──────── Task input ────────
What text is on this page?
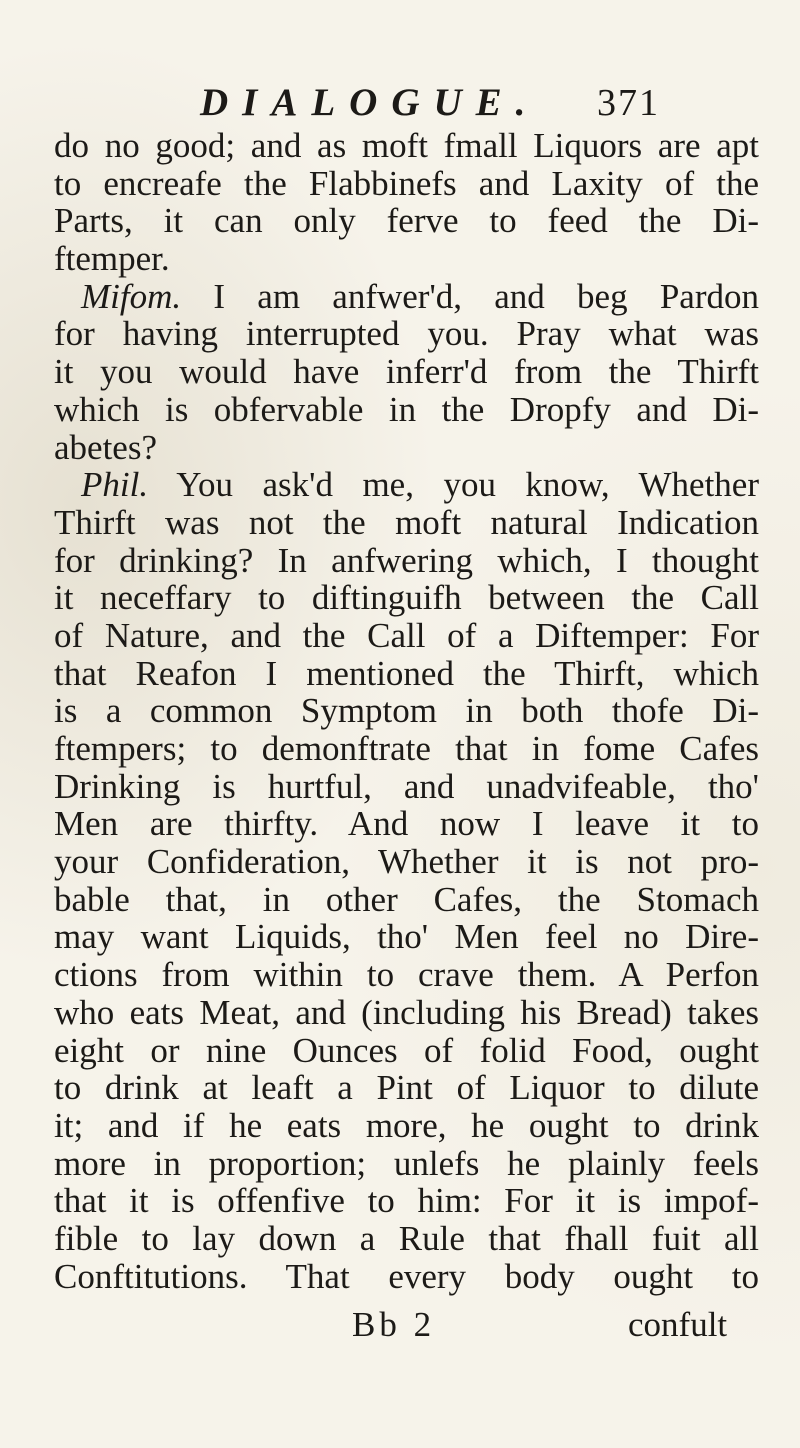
DIALOGUE. 371
do no good; and as moft fmall Liquors are apt
to encreafe the Flabbinefs and Laxity of the
Parts, it can only ferve to feed the Di-
ftemper.
Mifom. I am anfwer'd, and beg Pardon
for having interrupted you. Pray what was
it you would have inferr'd from the Thirft
which is obfervable in the Dropfy and Di-
abetes?
Phil. You ask'd me, you know, Whether
Thirft was not the moft natural Indication
for drinking? In anfwering which, I thought
it neceffary to diftinguifh between the Call
of Nature, and the Call of a Diftemper: For
that Reafon I mentioned the Thirft, which
is a common Symptom in both thofe Di-
ftempers; to demonftrate that in fome Cafes
Drinking is hurtful, and unadvifeable, tho'
Men are thirfty. And now I leave it to
your Confideration, Whether it is not pro-
bable that, in other Cafes, the Stomach
may want Liquids, tho' Men feel no Dire-
ctions from within to crave them. A Perfon
who eats Meat, and (including his Bread) takes
eight or nine Ounces of folid Food, ought
to drink at leaft a Pint of Liquor to dilute
it; and if he eats more, he ought to drink
more in proportion; unlefs he plainly feels
that it is offenfive to him: For it is impof-
fible to lay down a Rule that fhall fuit all
Conftitutions. That every body ought to
Bb 2	confult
────────
Written request: Go through the listing above and quote it exactly, apart from its images.

Completed exercise:
What text is on this page?
DIALOGUE. 371
do no good; and as moft fmall Liquors are apt
to encreafe the Flabbinefs and Laxity of the
Parts, it can only ferve to feed the Di-
ftemper.
Mifom. I am anfwer'd, and beg Pardon
for having interrupted you. Pray what was
it you would have inferr'd from the Thirft
which is obfervable in the Dropfy and Di-
abetes?
Phil. You ask'd me, you know, Whether
Thirft was not the moft natural Indication
for drinking? In anfwering which, I thought
it neceffary to diftinguifh between the Call
of Nature, and the Call of a Diftemper: For
that Reafon I mentioned the Thirft, which
is a common Symptom in both thofe Di-
ftempers; to demonftrate that in fome Cafes
Drinking is hurtful, and unadvifeable, tho'
Men are thirfty. And now I leave it to
your Confideration, Whether it is not pro-
bable that, in other Cafes, the Stomach
may want Liquids, tho' Men feel no Dire-
ctions from within to crave them. A Perfon
who eats Meat, and (including his Bread) takes
eight or nine Ounces of folid Food, ought
to drink at leaft a Pint of Liquor to dilute
it; and if he eats more, he ought to drink
more in proportion; unlefs he plainly feels
that it is offenfive to him: For it is impof-
fible to lay down a Rule that fhall fuit all
Conftitutions. That every body ought to
Bb 2	confult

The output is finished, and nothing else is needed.